**What the task requires:** Below are some records. Say how many of their lines contain the string "czynnościach", and give nothing but the number.

**Provided records:**
^^^^

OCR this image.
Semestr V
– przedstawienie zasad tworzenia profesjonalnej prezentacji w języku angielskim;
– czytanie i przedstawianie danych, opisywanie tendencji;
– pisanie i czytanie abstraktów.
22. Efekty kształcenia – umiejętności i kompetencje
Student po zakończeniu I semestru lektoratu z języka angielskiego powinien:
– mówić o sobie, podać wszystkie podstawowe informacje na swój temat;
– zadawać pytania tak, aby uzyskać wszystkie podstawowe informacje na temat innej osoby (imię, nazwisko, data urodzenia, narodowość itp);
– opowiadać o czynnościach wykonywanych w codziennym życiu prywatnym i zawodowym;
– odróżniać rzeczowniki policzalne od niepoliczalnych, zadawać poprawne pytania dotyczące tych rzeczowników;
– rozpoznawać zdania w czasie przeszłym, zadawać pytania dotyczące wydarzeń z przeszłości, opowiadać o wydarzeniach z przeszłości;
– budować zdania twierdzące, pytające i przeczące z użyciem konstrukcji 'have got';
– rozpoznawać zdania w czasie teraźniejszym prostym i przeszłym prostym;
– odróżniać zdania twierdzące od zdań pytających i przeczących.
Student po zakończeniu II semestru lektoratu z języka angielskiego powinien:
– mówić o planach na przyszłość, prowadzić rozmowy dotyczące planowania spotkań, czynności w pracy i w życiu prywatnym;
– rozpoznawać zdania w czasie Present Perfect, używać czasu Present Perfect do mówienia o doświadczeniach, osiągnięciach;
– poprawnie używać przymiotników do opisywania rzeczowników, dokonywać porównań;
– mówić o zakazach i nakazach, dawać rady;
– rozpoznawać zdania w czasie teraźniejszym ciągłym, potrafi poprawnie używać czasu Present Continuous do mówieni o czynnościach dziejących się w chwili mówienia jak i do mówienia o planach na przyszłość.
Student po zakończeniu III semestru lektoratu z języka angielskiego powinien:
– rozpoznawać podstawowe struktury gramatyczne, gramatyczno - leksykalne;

^^^^

**The solution:** 2